**TASKS AND EXERCISES:**
**1.** In the MedPAC passage, transcribe the stretch from "MedPAC’s analysis found" through "provider bargaining power.".
**2.** Answer these questions from the MedPAC passage:
(a) In what year did Congress ask MedPAC to study provider consolidation?
(b) What share of markets was "super concentrated" in 2017?
(c) What share of physicians were employed by hospitals in 2018?
**3.** Resume the MedPAC passage, picking up after its final sentence.

[PASSAGE — start]

At its November public meeting, the Medicare Payment Advisory Commission (MedPAC) discussed various Medicare payment policy issues, including provider consolidation and increasing the supply of primary care physicians.

In 2018, Congress asked MedPAC to study provider consolidation, specifically trends in horizontal (hospital-to-hospital) consolidation and vertical (physician-to-hospital) integration. MedPAC staff argued that Medicare policy does not induce consolidation, but some commissioners pointed out that negative Medicare margins may lead to greater consolidation. Some commissioners also requested a future analysis of the issue from a macro-level perspective by including research on insurer consolidation. MedPAC will discuss the effect of consolidation on the 340B Drug Pricing Program at the January 2020 meeting and include a chapter on it in its March report.

MedPAC found that that horizontal consolidation has increased in recent years, with the share of “super concentrated” markets increasing from 47% in 2003 to 57% in 2017. MedPAC also found that horizontal consolidation does not affect Medicare beneficiaries’ costs because Medicare sets prices, though it is associated with higher commercial prices due to greater market share and bargaining power. MedPAC found no clear evidence on how consolidation affects hospital costs or quality.

MedPAC’s analysis found that vertical integration has also increased. In 2012, 26% of physicians were employed by hospitals; this share grew to 44% in 2018. MedPAC argued that vertical integration increases Medicare payments and beneficiary cost sharing by shifting services from lower-paying physician offices to higher-paying hospital outpatient departments. MedPAC also said that commercial rates were higher due to increased provider bargaining power.

[PASSAGE — finish]
[GIVEN INFORMATION — start]

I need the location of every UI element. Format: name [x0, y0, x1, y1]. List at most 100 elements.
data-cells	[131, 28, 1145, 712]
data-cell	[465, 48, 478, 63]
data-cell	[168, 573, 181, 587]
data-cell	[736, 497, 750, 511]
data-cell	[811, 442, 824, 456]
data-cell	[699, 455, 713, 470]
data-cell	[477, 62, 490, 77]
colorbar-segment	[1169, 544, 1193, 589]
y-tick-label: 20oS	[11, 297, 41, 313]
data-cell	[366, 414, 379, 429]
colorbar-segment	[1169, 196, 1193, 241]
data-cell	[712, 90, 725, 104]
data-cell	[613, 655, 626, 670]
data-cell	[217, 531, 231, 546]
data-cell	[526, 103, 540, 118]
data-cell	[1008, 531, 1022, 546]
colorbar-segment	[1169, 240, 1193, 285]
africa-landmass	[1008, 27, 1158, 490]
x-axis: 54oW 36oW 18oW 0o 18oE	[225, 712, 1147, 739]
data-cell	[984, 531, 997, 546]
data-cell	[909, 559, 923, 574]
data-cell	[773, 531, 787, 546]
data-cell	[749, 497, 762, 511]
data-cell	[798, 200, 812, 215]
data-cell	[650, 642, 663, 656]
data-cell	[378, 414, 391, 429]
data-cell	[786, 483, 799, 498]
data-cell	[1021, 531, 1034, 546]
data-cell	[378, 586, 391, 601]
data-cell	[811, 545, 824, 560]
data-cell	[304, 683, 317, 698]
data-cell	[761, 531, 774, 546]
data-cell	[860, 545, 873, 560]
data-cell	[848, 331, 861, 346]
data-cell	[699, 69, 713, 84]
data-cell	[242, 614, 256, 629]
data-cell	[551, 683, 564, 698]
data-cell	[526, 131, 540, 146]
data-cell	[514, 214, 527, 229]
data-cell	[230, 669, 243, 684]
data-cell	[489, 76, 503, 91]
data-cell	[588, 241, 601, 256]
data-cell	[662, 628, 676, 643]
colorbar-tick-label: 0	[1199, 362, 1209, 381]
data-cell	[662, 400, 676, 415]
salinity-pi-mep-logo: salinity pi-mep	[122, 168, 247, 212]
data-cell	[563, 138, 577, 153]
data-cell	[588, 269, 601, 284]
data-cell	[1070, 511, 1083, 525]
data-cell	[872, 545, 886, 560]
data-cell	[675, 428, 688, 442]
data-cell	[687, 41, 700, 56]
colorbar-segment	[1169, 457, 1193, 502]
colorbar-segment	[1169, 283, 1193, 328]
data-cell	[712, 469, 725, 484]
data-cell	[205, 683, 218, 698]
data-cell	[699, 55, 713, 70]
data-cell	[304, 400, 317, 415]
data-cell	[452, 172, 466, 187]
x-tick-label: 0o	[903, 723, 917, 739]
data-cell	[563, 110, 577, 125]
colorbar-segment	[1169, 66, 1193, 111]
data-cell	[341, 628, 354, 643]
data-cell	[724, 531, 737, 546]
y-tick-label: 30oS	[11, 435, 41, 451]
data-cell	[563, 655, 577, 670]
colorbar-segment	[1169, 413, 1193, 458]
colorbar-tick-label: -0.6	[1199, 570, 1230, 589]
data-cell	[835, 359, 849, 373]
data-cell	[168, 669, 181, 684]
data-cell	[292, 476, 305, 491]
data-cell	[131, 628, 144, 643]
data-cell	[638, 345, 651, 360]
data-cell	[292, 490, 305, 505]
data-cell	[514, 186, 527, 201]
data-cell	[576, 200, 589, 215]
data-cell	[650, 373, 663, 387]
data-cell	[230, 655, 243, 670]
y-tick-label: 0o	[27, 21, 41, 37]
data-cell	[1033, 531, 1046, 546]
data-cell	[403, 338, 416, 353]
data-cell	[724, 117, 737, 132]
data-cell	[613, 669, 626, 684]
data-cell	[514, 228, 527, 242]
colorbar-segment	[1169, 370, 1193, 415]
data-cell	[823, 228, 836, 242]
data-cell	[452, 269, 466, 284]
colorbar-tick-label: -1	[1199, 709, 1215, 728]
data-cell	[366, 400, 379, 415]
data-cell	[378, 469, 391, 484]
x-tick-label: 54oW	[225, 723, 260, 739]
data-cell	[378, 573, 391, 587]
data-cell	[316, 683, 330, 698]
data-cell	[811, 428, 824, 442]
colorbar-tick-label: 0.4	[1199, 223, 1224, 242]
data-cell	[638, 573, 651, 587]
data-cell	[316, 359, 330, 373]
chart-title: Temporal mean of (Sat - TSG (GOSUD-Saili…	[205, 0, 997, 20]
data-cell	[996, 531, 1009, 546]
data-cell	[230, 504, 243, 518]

[GIVEN INFORMATION — finish]

**ANSWERS FOR THIS EXERCISE:**
**1.**
MedPAC’s analysis found that vertical integration has also increased. In 2012, 26% of physicians were employed by hospitals; this share grew to 44% in 2018. MedPAC argued that vertical integration increases Medicare payments and beneficiary cost sharing by shifting services from lower-paying physician offices to higher-paying hospital outpatient departments. MedPAC also said that commercial rates were higher due to increased provider bargaining power.

**2.**
(a) 2018
(b) 57%
(c) 44%

**3.**
On primary care physicians (PCPs), MedPAC discussed its findings from interviews with medical schools, residency and fellowship program directors, and researchers. They cited three factors that discourage physicians from choosing primary care: lower compensation, faculty discouraging students from pursuing primary care careers, and residents and medical students not being exposed to high-functioning, community-based primary care practices, longitudinal patient relationships, and geriatric care settings.

As for how Medicare could attract physicians to primary care, interviewees recommended giving bonuses to residency programs that produce high numbers of PCPs, encouraging the training of residents at high-performing primary care practices, requiring residents to spend more time in outpatient and geriatric settings, and giving more support to rural residency programs. Interviewees also suggested ideas for reducing the compensation gap between PCPs and specialists, including increasing payments to PCPs and geriatricians. They had mixed reviews on offering a loan repayment program.